Request: Determine how many lines of the records include "value", and answer with the number alone.

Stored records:
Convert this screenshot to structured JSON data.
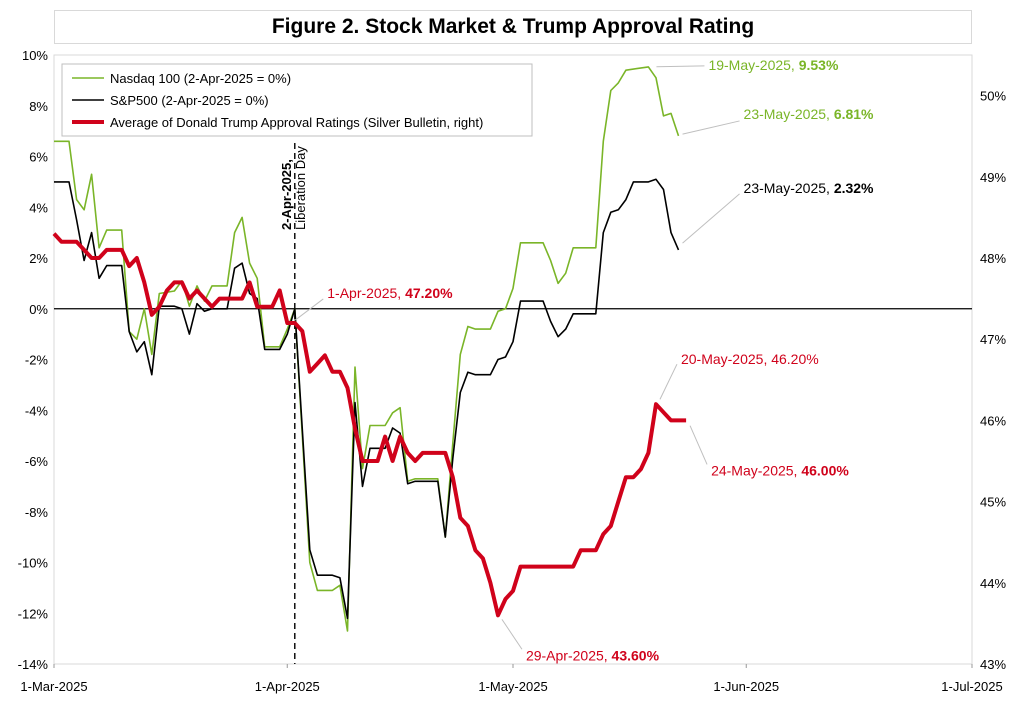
{
  "chart_data": {
    "type": "line",
    "title": "Figure 2. Stock Market & Trump Approval Rating",
    "x_ticks": [
      "1-Mar-2025",
      "1-Apr-2025",
      "1-May-2025",
      "1-Jun-2025",
      "1-Jul-2025"
    ],
    "x_range": [
      "2025-03-01",
      "2025-07-01"
    ],
    "y_left": {
      "range": [
        -14,
        10
      ],
      "ticks": [
        "10%",
        "8%",
        "6%",
        "4%",
        "2%",
        "0%",
        "-2%",
        "-4%",
        "-6%",
        "-8%",
        "-10%",
        "-12%",
        "-14%"
      ]
    },
    "y_right": {
      "range": [
        43,
        50.5
      ],
      "ticks": [
        "50%",
        "49%",
        "48%",
        "47%",
        "46%",
        "45%",
        "44%",
        "43%"
      ]
    },
    "legend_position": "top-left",
    "grid": "horizontal",
    "vline": {
      "date": "2025-04-02",
      "label_bold": "2-Apr-2025,",
      "label": "Liberation Day"
    },
    "series": [
      {
        "name": "Nasdaq 100 (2-Apr-2025 = 0%)",
        "axis": "left",
        "color": "#7ab528",
        "points": [
          [
            "2025-03-01",
            6.6
          ],
          [
            "2025-03-03",
            6.6
          ],
          [
            "2025-03-04",
            4.3
          ],
          [
            "2025-03-05",
            3.9
          ],
          [
            "2025-03-06",
            5.3
          ],
          [
            "2025-03-07",
            2.4
          ],
          [
            "2025-03-08",
            3.1
          ],
          [
            "2025-03-10",
            3.1
          ],
          [
            "2025-03-11",
            -0.9
          ],
          [
            "2025-03-12",
            -1.2
          ],
          [
            "2025-03-13",
            0.0
          ],
          [
            "2025-03-14",
            -1.8
          ],
          [
            "2025-03-15",
            0.6
          ],
          [
            "2025-03-17",
            0.7
          ],
          [
            "2025-03-18",
            1.1
          ],
          [
            "2025-03-19",
            0.1
          ],
          [
            "2025-03-20",
            0.9
          ],
          [
            "2025-03-21",
            0.3
          ],
          [
            "2025-03-22",
            0.9
          ],
          [
            "2025-03-24",
            0.9
          ],
          [
            "2025-03-25",
            3.0
          ],
          [
            "2025-03-26",
            3.6
          ],
          [
            "2025-03-27",
            1.8
          ],
          [
            "2025-03-28",
            1.2
          ],
          [
            "2025-03-29",
            -1.5
          ],
          [
            "2025-03-31",
            -1.5
          ],
          [
            "2025-04-01",
            -0.8
          ],
          [
            "2025-04-02",
            0.0
          ],
          [
            "2025-04-04",
            -10.0
          ],
          [
            "2025-04-05",
            -11.1
          ],
          [
            "2025-04-07",
            -11.1
          ],
          [
            "2025-04-08",
            -10.9
          ],
          [
            "2025-04-09",
            -12.7
          ],
          [
            "2025-04-10",
            -2.3
          ],
          [
            "2025-04-11",
            -6.3
          ],
          [
            "2025-04-12",
            -4.6
          ],
          [
            "2025-04-14",
            -4.6
          ],
          [
            "2025-04-15",
            -4.1
          ],
          [
            "2025-04-16",
            -3.9
          ],
          [
            "2025-04-17",
            -6.8
          ],
          [
            "2025-04-18",
            -6.7
          ],
          [
            "2025-04-21",
            -6.7
          ],
          [
            "2025-04-22",
            -9.0
          ],
          [
            "2025-04-23",
            -5.3
          ],
          [
            "2025-04-24",
            -1.8
          ],
          [
            "2025-04-25",
            -0.7
          ],
          [
            "2025-04-26",
            -0.8
          ],
          [
            "2025-04-28",
            -0.8
          ],
          [
            "2025-04-29",
            -0.1
          ],
          [
            "2025-04-30",
            0.0
          ],
          [
            "2025-05-01",
            0.8
          ],
          [
            "2025-05-02",
            2.6
          ],
          [
            "2025-05-05",
            2.6
          ],
          [
            "2025-05-06",
            1.9
          ],
          [
            "2025-05-07",
            1.0
          ],
          [
            "2025-05-08",
            1.4
          ],
          [
            "2025-05-09",
            2.4
          ],
          [
            "2025-05-12",
            2.4
          ],
          [
            "2025-05-13",
            6.6
          ],
          [
            "2025-05-14",
            8.6
          ],
          [
            "2025-05-15",
            8.9
          ],
          [
            "2025-05-16",
            9.4
          ],
          [
            "2025-05-19",
            9.53
          ],
          [
            "2025-05-20",
            9.1
          ],
          [
            "2025-05-21",
            7.6
          ],
          [
            "2025-05-22",
            7.7
          ],
          [
            "2025-05-23",
            6.81
          ]
        ]
      },
      {
        "name": "S&P500 (2-Apr-2025 = 0%)",
        "axis": "left",
        "color": "#000000",
        "points": [
          [
            "2025-03-01",
            5.0
          ],
          [
            "2025-03-03",
            5.0
          ],
          [
            "2025-03-04",
            3.5
          ],
          [
            "2025-03-05",
            1.9
          ],
          [
            "2025-03-06",
            3.0
          ],
          [
            "2025-03-07",
            1.2
          ],
          [
            "2025-03-08",
            1.7
          ],
          [
            "2025-03-10",
            1.7
          ],
          [
            "2025-03-11",
            -0.9
          ],
          [
            "2025-03-12",
            -1.7
          ],
          [
            "2025-03-13",
            -1.3
          ],
          [
            "2025-03-14",
            -2.6
          ],
          [
            "2025-03-15",
            0.1
          ],
          [
            "2025-03-17",
            0.1
          ],
          [
            "2025-03-18",
            0.0
          ],
          [
            "2025-03-19",
            -1.0
          ],
          [
            "2025-03-20",
            0.2
          ],
          [
            "2025-03-21",
            -0.1
          ],
          [
            "2025-03-22",
            0.0
          ],
          [
            "2025-03-24",
            0.0
          ],
          [
            "2025-03-25",
            1.6
          ],
          [
            "2025-03-26",
            1.8
          ],
          [
            "2025-03-27",
            0.6
          ],
          [
            "2025-03-28",
            0.4
          ],
          [
            "2025-03-29",
            -1.6
          ],
          [
            "2025-03-31",
            -1.6
          ],
          [
            "2025-04-01",
            -1.0
          ],
          [
            "2025-04-02",
            0.0
          ],
          [
            "2025-04-04",
            -9.5
          ],
          [
            "2025-04-05",
            -10.5
          ],
          [
            "2025-04-07",
            -10.5
          ],
          [
            "2025-04-08",
            -10.6
          ],
          [
            "2025-04-09",
            -12.2
          ],
          [
            "2025-04-10",
            -3.7
          ],
          [
            "2025-04-11",
            -7.0
          ],
          [
            "2025-04-12",
            -5.5
          ],
          [
            "2025-04-14",
            -5.5
          ],
          [
            "2025-04-15",
            -4.7
          ],
          [
            "2025-04-16",
            -4.9
          ],
          [
            "2025-04-17",
            -6.9
          ],
          [
            "2025-04-18",
            -6.8
          ],
          [
            "2025-04-21",
            -6.8
          ],
          [
            "2025-04-22",
            -9.0
          ],
          [
            "2025-04-23",
            -5.9
          ],
          [
            "2025-04-24",
            -3.3
          ],
          [
            "2025-04-25",
            -2.5
          ],
          [
            "2025-04-26",
            -2.6
          ],
          [
            "2025-04-28",
            -2.6
          ],
          [
            "2025-04-29",
            -2.0
          ],
          [
            "2025-04-30",
            -1.9
          ],
          [
            "2025-05-01",
            -1.3
          ],
          [
            "2025-05-02",
            0.3
          ],
          [
            "2025-05-05",
            0.3
          ],
          [
            "2025-05-06",
            -0.5
          ],
          [
            "2025-05-07",
            -1.1
          ],
          [
            "2025-05-08",
            -0.8
          ],
          [
            "2025-05-09",
            -0.2
          ],
          [
            "2025-05-12",
            -0.2
          ],
          [
            "2025-05-13",
            3.0
          ],
          [
            "2025-05-14",
            3.8
          ],
          [
            "2025-05-15",
            3.9
          ],
          [
            "2025-05-16",
            4.3
          ],
          [
            "2025-05-17",
            5.0
          ],
          [
            "2025-05-19",
            5.0
          ],
          [
            "2025-05-20",
            5.1
          ],
          [
            "2025-05-21",
            4.7
          ],
          [
            "2025-05-22",
            3.0
          ],
          [
            "2025-05-22",
            3.0
          ],
          [
            "2025-05-23",
            2.32
          ]
        ]
      },
      {
        "name": "Average of Donald Trump Approval Ratings (Silver Bulletin, right)",
        "axis": "right",
        "color": "#d0021b",
        "points": [
          [
            "2025-03-01",
            48.3
          ],
          [
            "2025-03-02",
            48.2
          ],
          [
            "2025-03-03",
            48.2
          ],
          [
            "2025-03-04",
            48.2
          ],
          [
            "2025-03-05",
            48.1
          ],
          [
            "2025-03-06",
            48.0
          ],
          [
            "2025-03-07",
            48.0
          ],
          [
            "2025-03-08",
            48.1
          ],
          [
            "2025-03-09",
            48.1
          ],
          [
            "2025-03-10",
            48.1
          ],
          [
            "2025-03-11",
            47.9
          ],
          [
            "2025-03-12",
            48.0
          ],
          [
            "2025-03-13",
            47.7
          ],
          [
            "2025-03-14",
            47.3
          ],
          [
            "2025-03-15",
            47.4
          ],
          [
            "2025-03-16",
            47.6
          ],
          [
            "2025-03-17",
            47.7
          ],
          [
            "2025-03-18",
            47.7
          ],
          [
            "2025-03-19",
            47.5
          ],
          [
            "2025-03-20",
            47.6
          ],
          [
            "2025-03-21",
            47.5
          ],
          [
            "2025-03-22",
            47.4
          ],
          [
            "2025-03-23",
            47.5
          ],
          [
            "2025-03-24",
            47.5
          ],
          [
            "2025-03-25",
            47.5
          ],
          [
            "2025-03-26",
            47.5
          ],
          [
            "2025-03-27",
            47.7
          ],
          [
            "2025-03-28",
            47.4
          ],
          [
            "2025-03-29",
            47.4
          ],
          [
            "2025-03-30",
            47.4
          ],
          [
            "2025-03-31",
            47.6
          ],
          [
            "2025-04-01",
            47.2
          ],
          [
            "2025-04-02",
            47.2
          ],
          [
            "2025-04-03",
            47.1
          ],
          [
            "2025-04-04",
            46.6
          ],
          [
            "2025-04-05",
            46.7
          ],
          [
            "2025-04-06",
            46.8
          ],
          [
            "2025-04-07",
            46.6
          ],
          [
            "2025-04-08",
            46.6
          ],
          [
            "2025-04-09",
            46.4
          ],
          [
            "2025-04-10",
            45.9
          ],
          [
            "2025-04-11",
            45.5
          ],
          [
            "2025-04-12",
            45.5
          ],
          [
            "2025-04-13",
            45.5
          ],
          [
            "2025-04-14",
            45.8
          ],
          [
            "2025-04-15",
            45.5
          ],
          [
            "2025-04-16",
            45.8
          ],
          [
            "2025-04-17",
            45.6
          ],
          [
            "2025-04-18",
            45.5
          ],
          [
            "2025-04-19",
            45.6
          ],
          [
            "2025-04-20",
            45.6
          ],
          [
            "2025-04-21",
            45.6
          ],
          [
            "2025-04-22",
            45.6
          ],
          [
            "2025-04-23",
            45.3
          ],
          [
            "2025-04-24",
            44.8
          ],
          [
            "2025-04-25",
            44.7
          ],
          [
            "2025-04-26",
            44.4
          ],
          [
            "2025-04-27",
            44.3
          ],
          [
            "2025-04-28",
            44.0
          ],
          [
            "2025-04-29",
            43.6
          ],
          [
            "2025-04-30",
            43.8
          ],
          [
            "2025-05-01",
            43.9
          ],
          [
            "2025-05-02",
            44.2
          ],
          [
            "2025-05-03",
            44.2
          ],
          [
            "2025-05-04",
            44.2
          ],
          [
            "2025-05-05",
            44.2
          ],
          [
            "2025-05-06",
            44.2
          ],
          [
            "2025-05-07",
            44.2
          ],
          [
            "2025-05-08",
            44.2
          ],
          [
            "2025-05-09",
            44.2
          ],
          [
            "2025-05-10",
            44.4
          ],
          [
            "2025-05-11",
            44.4
          ],
          [
            "2025-05-12",
            44.4
          ],
          [
            "2025-05-13",
            44.6
          ],
          [
            "2025-05-14",
            44.7
          ],
          [
            "2025-05-15",
            45.0
          ],
          [
            "2025-05-16",
            45.3
          ],
          [
            "2025-05-17",
            45.3
          ],
          [
            "2025-05-18",
            45.4
          ],
          [
            "2025-05-19",
            45.6
          ],
          [
            "2025-05-20",
            46.2
          ],
          [
            "2025-05-21",
            46.1
          ],
          [
            "2025-05-22",
            46.0
          ],
          [
            "2025-05-23",
            46.0
          ],
          [
            "2025-05-24",
            46.0
          ]
        ]
      }
    ],
    "annotations": [
      {
        "date": "2025-05-19",
        "value": 9.53,
        "axis": "left",
        "color": "#7ab528",
        "text": "19-May-2025, ",
        "bold": "9.53%"
      },
      {
        "date": "2025-05-23",
        "value": 6.81,
        "axis": "left",
        "color": "#7ab528",
        "text": "23-May-2025, ",
        "bold": "6.81%"
      },
      {
        "date": "2025-05-23",
        "value": 2.32,
        "axis": "left",
        "color": "#000000",
        "text": "23-May-2025, ",
        "bold": "2.32%"
      },
      {
        "date": "2025-04-01",
        "value": 47.2,
        "axis": "right",
        "color": "#d0021b",
        "text": "1-Apr-2025, ",
        "bold": "47.20%"
      },
      {
        "date": "2025-05-20",
        "value": 46.2,
        "axis": "right",
        "color": "#d0021b",
        "text": "20-May-2025, 46.20%",
        "bold": ""
      },
      {
        "date": "2025-05-24",
        "value": 46.0,
        "axis": "right",
        "color": "#d0021b",
        "text": "24-May-2025, ",
        "bold": "46.00%"
      },
      {
        "date": "2025-04-29",
        "value": 43.6,
        "axis": "right",
        "color": "#d0021b",
        "text": "29-Apr-2025, ",
        "bold": "43.60%"
      }
    ]
  }
}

The solution: 7